TEXT EXCERPT Start Marker

Treating excessive sleepiness (ES), which is a symptom of obstructive sleep apnea (OSA) and narcolepsy, with solriamfetol could be successful as an initial therapy or replacement therapy in patients who fail treatment or experience adverse effects from modafinil, armodafinil, pitolisant, or stimulants, according to a study published in Nature and Science of Sleep.
The paper reviews the safety profile of solriamfetol in treating ES associated with OSA or narcolepsy and discusses subject areas such as pharmacology, clinical efficacy, and tolerability of the drug. Trials conducted at the Treatment of OSA and Narcolepsy Excessive Sleepiness demonstrated these areas by reducing propensity to sleep and maintaining wakefulness with significant improvements in mean maintenance of wakefulness test (MWT) sleep latencies and significant reduction in Epworth Sleepiness Scale (ESS) scores compared to placebo.
Some highlights of the study include that treatment of narcolepsy is symptom-based and depends on the patient. For example, in patients with narcolepsy with cataplexy, wake-promoting drugs or stimulants are add-on medications, because these do not have an effect on other symptoms, such as cataplexy, sleep fragmentation, or rapid eye movement phenomena. However, drugs such as mazindol are a second-line treatment that carry a black box warning about primary pulmonary hypertension and cardiac valve dysfunction.

TEXT EXCERPT End Marker
DATA EXCERPTS Start Marker

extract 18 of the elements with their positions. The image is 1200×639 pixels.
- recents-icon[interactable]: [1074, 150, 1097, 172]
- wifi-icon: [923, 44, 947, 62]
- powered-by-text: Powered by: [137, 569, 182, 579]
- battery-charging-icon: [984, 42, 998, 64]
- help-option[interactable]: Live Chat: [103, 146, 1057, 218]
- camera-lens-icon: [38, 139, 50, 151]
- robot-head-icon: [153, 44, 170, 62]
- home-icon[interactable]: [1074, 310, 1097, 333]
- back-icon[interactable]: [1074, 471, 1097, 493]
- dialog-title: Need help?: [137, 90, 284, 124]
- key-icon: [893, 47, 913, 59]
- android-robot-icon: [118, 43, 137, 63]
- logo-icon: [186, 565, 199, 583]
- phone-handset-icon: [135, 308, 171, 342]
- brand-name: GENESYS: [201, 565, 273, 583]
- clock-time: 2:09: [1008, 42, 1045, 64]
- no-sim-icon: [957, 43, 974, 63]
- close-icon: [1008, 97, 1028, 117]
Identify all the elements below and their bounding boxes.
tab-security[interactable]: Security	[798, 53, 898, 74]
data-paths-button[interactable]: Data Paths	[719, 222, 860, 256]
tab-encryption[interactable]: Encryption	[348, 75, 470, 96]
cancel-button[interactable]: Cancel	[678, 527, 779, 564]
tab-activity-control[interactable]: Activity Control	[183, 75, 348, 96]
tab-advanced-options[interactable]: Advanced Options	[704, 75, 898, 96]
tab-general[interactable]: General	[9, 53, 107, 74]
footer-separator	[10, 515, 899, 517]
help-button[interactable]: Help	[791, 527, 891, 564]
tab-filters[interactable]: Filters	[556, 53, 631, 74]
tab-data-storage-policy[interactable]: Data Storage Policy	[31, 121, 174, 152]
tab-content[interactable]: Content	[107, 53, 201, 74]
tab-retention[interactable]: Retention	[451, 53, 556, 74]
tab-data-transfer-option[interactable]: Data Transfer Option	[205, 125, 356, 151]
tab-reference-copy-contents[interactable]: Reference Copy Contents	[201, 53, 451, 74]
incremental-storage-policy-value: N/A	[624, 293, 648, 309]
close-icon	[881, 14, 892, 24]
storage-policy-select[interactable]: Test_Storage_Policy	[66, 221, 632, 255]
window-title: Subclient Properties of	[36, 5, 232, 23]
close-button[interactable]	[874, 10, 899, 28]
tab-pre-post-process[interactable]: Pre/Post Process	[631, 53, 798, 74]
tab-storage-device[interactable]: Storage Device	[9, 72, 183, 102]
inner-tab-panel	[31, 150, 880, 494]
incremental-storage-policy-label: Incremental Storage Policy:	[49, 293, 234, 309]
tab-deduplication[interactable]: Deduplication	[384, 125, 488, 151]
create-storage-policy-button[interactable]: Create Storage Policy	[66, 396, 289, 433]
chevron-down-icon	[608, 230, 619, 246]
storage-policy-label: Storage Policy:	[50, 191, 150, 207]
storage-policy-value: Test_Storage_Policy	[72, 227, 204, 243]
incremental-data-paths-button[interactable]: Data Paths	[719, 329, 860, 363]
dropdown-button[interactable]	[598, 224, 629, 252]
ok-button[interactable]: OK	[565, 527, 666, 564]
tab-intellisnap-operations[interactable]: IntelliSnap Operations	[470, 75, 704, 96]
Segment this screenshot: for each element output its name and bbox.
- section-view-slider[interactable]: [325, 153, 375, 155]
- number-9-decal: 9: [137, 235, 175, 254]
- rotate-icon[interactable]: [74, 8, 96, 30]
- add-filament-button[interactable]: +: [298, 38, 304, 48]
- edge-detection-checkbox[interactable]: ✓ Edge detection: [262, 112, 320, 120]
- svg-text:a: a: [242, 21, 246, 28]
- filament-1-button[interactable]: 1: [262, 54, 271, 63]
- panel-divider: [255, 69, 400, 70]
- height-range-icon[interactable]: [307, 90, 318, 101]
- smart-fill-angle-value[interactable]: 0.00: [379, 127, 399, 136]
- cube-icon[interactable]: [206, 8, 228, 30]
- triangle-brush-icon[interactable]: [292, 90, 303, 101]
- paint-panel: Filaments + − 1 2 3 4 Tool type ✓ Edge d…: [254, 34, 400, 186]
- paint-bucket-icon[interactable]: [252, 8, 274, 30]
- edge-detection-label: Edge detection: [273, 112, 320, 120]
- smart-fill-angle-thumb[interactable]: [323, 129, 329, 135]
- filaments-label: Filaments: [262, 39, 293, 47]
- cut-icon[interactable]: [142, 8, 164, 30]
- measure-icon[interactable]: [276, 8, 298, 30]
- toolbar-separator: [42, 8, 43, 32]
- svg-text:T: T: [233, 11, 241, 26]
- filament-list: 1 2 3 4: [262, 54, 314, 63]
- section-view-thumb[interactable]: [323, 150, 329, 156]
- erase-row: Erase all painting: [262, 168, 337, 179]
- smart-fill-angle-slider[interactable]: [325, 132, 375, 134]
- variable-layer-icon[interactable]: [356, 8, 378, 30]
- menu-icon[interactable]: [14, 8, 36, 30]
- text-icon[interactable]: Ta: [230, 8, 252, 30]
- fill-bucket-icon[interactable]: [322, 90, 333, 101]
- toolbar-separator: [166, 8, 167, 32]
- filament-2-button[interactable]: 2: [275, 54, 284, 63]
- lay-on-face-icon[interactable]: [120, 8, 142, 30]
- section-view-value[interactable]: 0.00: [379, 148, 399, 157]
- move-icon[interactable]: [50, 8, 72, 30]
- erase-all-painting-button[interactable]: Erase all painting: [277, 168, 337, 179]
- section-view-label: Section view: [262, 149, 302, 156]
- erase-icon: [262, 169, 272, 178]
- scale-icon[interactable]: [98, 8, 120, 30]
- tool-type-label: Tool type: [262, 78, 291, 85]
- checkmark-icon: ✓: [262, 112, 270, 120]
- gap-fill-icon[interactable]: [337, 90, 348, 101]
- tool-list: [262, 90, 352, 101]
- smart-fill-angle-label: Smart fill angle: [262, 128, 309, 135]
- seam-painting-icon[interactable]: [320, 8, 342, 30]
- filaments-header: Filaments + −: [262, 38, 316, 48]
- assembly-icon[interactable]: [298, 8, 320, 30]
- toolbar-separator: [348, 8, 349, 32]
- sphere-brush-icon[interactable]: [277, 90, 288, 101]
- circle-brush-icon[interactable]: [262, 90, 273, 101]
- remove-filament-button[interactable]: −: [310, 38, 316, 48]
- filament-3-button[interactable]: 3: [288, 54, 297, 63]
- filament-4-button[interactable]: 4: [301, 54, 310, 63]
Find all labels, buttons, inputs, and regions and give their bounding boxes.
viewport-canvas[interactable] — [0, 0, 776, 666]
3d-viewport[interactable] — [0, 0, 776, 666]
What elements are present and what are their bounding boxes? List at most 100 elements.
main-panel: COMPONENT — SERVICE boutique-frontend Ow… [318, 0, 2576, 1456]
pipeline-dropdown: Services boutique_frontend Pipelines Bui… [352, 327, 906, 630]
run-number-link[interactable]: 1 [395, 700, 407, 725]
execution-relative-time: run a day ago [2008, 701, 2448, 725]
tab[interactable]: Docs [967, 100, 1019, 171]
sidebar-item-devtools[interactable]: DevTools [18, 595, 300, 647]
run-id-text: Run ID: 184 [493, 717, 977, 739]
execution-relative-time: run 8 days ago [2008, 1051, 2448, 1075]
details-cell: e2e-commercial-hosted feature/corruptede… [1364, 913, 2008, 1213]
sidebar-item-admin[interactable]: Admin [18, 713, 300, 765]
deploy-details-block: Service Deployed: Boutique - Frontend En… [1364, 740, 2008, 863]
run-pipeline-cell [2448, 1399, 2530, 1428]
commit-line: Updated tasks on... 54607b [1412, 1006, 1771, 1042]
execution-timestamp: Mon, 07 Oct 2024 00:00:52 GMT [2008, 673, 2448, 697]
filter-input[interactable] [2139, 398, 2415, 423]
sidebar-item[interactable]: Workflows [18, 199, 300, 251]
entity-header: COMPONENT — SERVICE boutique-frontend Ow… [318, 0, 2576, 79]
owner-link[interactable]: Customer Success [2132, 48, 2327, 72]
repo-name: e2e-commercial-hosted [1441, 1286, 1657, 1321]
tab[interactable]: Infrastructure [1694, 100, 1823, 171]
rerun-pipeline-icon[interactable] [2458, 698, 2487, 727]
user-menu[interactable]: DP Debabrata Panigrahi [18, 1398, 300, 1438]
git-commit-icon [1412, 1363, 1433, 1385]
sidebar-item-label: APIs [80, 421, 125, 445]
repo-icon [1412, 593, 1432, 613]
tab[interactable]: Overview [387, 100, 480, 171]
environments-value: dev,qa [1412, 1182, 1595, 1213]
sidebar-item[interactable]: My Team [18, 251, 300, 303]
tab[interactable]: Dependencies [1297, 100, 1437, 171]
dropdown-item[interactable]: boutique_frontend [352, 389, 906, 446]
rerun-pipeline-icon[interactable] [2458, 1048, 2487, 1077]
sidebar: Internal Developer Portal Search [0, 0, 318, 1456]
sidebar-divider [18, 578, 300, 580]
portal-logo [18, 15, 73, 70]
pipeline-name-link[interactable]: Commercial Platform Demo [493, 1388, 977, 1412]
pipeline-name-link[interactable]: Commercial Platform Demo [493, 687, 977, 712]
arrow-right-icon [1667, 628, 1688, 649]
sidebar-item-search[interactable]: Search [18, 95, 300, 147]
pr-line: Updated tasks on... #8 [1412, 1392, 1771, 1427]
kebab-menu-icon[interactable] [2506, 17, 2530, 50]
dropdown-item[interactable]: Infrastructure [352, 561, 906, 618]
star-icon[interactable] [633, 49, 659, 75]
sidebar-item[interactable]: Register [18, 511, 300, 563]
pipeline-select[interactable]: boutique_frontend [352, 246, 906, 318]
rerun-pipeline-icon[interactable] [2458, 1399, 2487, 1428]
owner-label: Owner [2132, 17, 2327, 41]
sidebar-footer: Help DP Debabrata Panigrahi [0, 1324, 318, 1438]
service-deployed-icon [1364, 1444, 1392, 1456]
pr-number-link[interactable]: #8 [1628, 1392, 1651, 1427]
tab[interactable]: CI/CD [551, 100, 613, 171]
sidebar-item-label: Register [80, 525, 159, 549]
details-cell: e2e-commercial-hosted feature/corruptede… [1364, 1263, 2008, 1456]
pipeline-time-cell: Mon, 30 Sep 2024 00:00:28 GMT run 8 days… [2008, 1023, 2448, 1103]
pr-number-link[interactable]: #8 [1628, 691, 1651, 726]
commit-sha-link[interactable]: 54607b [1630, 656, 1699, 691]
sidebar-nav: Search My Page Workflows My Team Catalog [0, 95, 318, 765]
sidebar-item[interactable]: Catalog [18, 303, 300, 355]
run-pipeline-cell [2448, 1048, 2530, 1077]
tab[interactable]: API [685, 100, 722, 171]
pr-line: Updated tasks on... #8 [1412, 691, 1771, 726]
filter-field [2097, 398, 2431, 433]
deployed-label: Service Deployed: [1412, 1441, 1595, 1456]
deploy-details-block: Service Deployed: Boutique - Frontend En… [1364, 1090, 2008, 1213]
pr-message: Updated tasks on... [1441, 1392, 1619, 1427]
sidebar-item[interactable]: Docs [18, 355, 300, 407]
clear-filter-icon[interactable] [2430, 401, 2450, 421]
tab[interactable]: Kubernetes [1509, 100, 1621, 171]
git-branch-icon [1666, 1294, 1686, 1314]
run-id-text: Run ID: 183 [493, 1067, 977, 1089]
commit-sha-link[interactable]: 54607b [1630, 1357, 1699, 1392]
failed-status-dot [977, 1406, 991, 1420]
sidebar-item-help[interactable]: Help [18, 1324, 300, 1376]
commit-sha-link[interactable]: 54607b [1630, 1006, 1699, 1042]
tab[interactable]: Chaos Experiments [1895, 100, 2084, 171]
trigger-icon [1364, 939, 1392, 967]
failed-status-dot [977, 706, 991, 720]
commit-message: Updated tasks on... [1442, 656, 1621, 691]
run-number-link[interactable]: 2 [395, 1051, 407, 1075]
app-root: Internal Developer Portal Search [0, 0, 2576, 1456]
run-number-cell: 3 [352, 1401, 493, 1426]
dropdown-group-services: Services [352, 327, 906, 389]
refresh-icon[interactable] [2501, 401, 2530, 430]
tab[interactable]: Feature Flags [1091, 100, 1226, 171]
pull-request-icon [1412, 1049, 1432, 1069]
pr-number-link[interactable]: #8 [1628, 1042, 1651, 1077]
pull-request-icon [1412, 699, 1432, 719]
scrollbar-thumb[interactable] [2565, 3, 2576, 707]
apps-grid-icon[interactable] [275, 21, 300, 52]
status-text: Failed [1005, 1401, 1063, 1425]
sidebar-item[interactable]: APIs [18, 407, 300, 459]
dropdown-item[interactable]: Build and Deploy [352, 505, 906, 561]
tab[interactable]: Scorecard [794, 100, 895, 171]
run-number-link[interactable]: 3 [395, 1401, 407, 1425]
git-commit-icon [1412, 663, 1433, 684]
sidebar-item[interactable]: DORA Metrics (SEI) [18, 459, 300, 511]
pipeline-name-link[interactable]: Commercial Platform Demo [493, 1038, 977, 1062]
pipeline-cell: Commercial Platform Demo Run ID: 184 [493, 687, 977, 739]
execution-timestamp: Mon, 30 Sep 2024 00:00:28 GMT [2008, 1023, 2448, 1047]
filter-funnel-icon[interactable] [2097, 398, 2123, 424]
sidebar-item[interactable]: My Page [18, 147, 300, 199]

DATA EXCERPTS End Marker

PROMPT 1 -
Answer these about the solriamfetol article:
(a) In which journal was the study published?
(b) What does mazindol's black box warning concern?
(c) In patients with narcolepsy with cataplexy, what role do wake-promoting drugs or stimulants play?
PROMPT 2 -
Write the next part of the solriamfetol article, starting after its final sentence.

EXPECTED OUTPUT 1 -
(a) Nature and Science of Sleep.
(b) Primary pulmonary hypertension and cardiac valve dysfunction.
(c) They are add-on medications.

EXPECTED OUTPUT 2 -
Additionally, the short- and long-term efficacy of solriamfetol has been demonstrated in TONES trials with a dose-dependent reduction in ESS, prolongation in mean sleep latency on MWT, and increased percentages reporting improvement on the Patient Global Impression of Change compared to placebo. Common adverse events include headache, anorexia, nausea, dry mouth, constipation, palpitations, anxiety/nervousness/irritability, and insomnia, according to the study authors.
They further noted that solriamfetol remains as adjunctive therapy for OSA, but it can also be effective as an initial or replacement therapy for residual ES in patients with OSA. For patients who have narcolepsy with cataplexy, it may be used as add-on therapy when ES is not controlled with medications such as sodium oxybate or pitolisant.
It may also be a better choice in patients with comorbid liver disease or in those who are taking medications that are metabolized through the cytochrome P450 enzymes, including hormonal contraceptives. The authors noted more specific therapies may be developed in the future for both OSA and narcolepsy that may influence the role of solriamfetol in the treatment of this patient population.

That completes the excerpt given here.